Some records
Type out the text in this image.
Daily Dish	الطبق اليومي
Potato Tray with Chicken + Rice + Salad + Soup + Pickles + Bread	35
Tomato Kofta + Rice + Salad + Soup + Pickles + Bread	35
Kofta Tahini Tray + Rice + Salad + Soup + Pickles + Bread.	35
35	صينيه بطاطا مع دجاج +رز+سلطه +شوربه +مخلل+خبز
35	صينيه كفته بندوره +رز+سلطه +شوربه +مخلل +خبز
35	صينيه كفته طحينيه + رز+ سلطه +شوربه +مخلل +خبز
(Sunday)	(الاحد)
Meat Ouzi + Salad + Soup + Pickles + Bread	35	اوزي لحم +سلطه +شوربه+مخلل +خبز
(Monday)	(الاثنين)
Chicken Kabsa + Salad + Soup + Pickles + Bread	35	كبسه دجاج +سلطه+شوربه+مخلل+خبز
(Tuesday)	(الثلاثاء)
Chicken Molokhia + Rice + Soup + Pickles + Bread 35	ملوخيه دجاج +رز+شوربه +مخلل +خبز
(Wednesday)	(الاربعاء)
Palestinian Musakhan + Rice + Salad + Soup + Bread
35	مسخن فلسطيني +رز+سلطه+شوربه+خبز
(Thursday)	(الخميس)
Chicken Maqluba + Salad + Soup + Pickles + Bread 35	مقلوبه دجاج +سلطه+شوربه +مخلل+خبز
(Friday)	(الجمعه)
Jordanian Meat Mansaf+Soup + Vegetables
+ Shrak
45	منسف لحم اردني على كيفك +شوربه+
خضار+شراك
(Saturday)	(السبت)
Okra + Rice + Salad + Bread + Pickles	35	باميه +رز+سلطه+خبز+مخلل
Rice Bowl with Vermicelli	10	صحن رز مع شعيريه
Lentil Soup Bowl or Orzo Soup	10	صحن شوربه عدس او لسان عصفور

● **Requirements**: Only a number is wanted: how many lines of the material include the word "سلطه".

● **Answer below**: 8